## START Excerpt provided
Poisson Regression
Poisson Regression, Making it Count
Miles R. Porter
March 7, 2020
Introduction
Poisson regression is modeling technique that can be used to predict counts. In this case, we define counts as the number of occurances of an event in a given period of time. An equavalent way to looking at counts, is to look at rates. In statistics, we frequenly use the Poisson distribution when working with counts of events, and that concept can be extended to regression. This notebook will look at a regression model for the number of bicyclists that cross a brige in New York based on predicting variables that include the day of week, the temperature (high and low), and the presence of precipitation.
The data set
The data for this model started with a kaggle bicycle challenge data set. Unfortunately, the data listed in this Kaggle challenge is not valid. In the Kaggle version of the data, the month of April is repeated several times, and the other months are not included. The data has been been corrected for this notebook using the original source at , and a comment has been posted to the Kaggle site with the corrected source data set.
We will begin by doing some initial data exploration on this corrected data set.
bikes_raw <- read.csv('NYC_Bicycle_Counts_2016_Corrected.csv', header=T, stringsAsFactors=F)
summary(bikes_raw)
## Date DOY Day HighTemp
## Length:214 Min. : 92.0 Length:214 Min. :39.90
## Class :character 1st Qu.:145.2 Class :character 1st Qu.:66.05
## Mode :character Median :198.5 Mode :character Median :78.10
## Mean :198.5 Mean :74.93
## 3rd Qu.:251.8 3rd Qu.:84.90
## Max. :305.0 Max. :96.10
## LowTemp Precipitation Brooklyn.Bridge Manhattan.Bridge
## Min. :26.10 Length:214 Min. : 504 Min. : 997
## 1st Qu.:53.23 Class :character 1st Qu.:2388 1st Qu.:3713
## Median :64.90 Mode :character Median :3076 Median :5132
## Mean :61.97 Mean :3031 Mean :5052
## 3rd Qu.:71.10 3rd Qu.:3685 3rd Qu.:6610
## Max. :82.00 Max. :8264 Max. :9152
## Williamsburg.Bridge Queensboro.Bridge Total
## Min. :1440 Min. :1306 Min. : 4335
## 1st Qu.:4884 1st Qu.:3496 1st Qu.:14826
## Median :6334 Median :4342 Median :19002
## Mean :6161 Mean :4301 Mean :18545
## 3rd Qu.:7858 3rd Qu.:5308 3rd Qu.:23254
## Max. :9148 Max. :6392 Max. :28437
We begin by creating a categorical variable for the day of the week. For this exercise, we will focus specifically on the Williamsburg bridge. As a result, we will remove some of the other columns we don’t need as well. The data now has these predictor variables:
- doy: Day of the year
- weekday: Day of the week
- hightemp: The daily high temperature
- lowtemp: The daily low temperature
- precip: The amount (and type) of precipitation
- count: The Target variable for this regression
bikes <- data.frame(bikes_raw)
## END Excerpt provided
## START Stored data
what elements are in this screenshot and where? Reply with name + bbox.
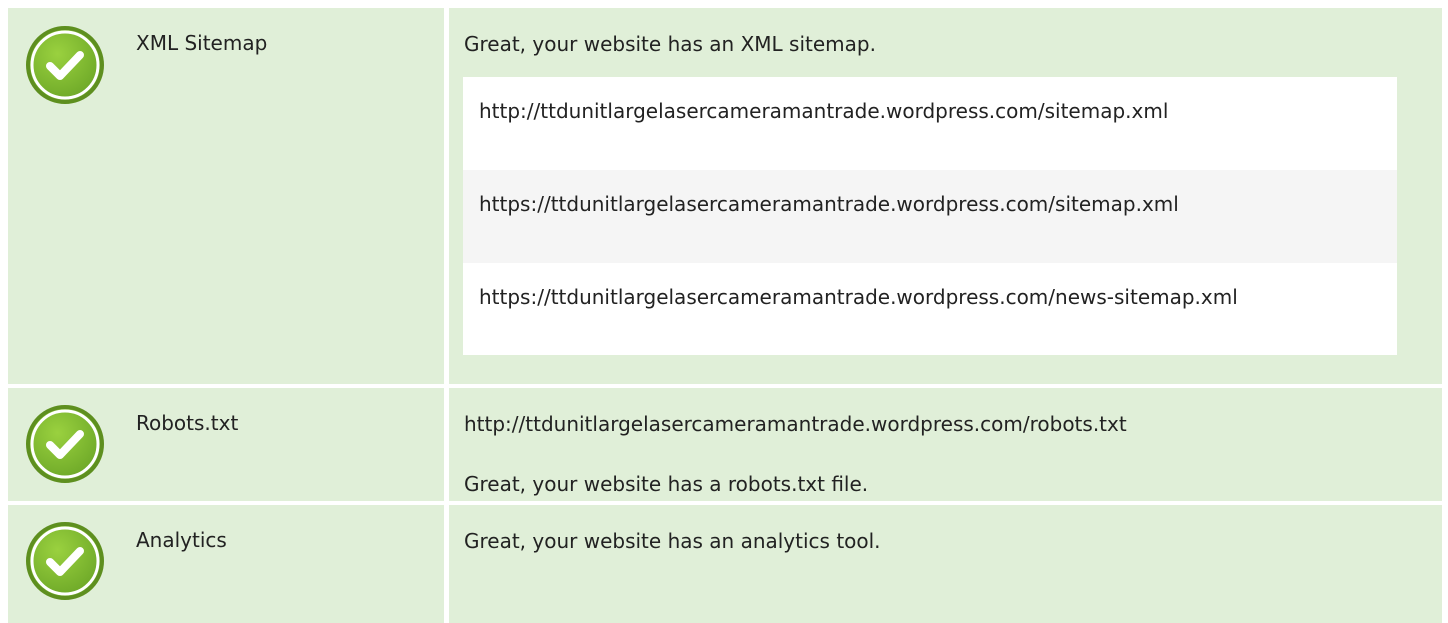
## END Stored data
→ **Task to carry out**
Carry the Poisson regression notebook on bridge bicycle counts forward from the point at which it ends.

→ **Answer to the problem**
bikes <- data.frame(bikes[c('Day','HighTemp','LowTemp', 'Precipitation','Williamsburg.Bridge')])
names(bikes) <- c('weekday','hightemp','lowtemp','precip','count')
head(bikes)
Here we can see something a potential problem with the data, namely that the precip column has some nonnumeric data in it to destinguish (T)race and (S)now types of precipitation. In order to keep things simple, and reduce the number of predictor variables, we are going to make the following adjustments… (We will assume that these bicyclists are tough and NYC bicyclists are tougher still. Otherwise, why would they be bicycling in NYC?!)
We will split the precip column into two precip_rain and precip_snow. We will put there respective values in each. For trace amounts, we will convert those values to zero.
na.zero <- function (x) {
x[is.na(x)] <- 0
return(x)
}
get.snow <- function(x) {
result <- 0
if (grepl('(S)',x)){
result <- as.double(gsub("[^0-9.-]", "", x))
}
return(result)
}
# Easy part with rain. This will create a warning, but we will deal with that...
nyc_bikes <- within(bikes, precip_rain<-as.double(precip))
## Warning in eval(substitute(expr), e): NAs introduced by coercion
# Here we deal with the NAs
cat("\n\n")
nyc_bikes$precip_rain <- na.zero(nyc_bikes$precip_rain)
nyc_bikes$precip_snow <- lapply(nyc_bikes$precip, get.snow)
nyc_bikes$precip_snow <- as.numeric(nyc_bikes$precip_snow)
nyc_bikes <- data.frame(nyc_bikes[c('weekday','hightemp','lowtemp','precip_rain','precip_snow','count')])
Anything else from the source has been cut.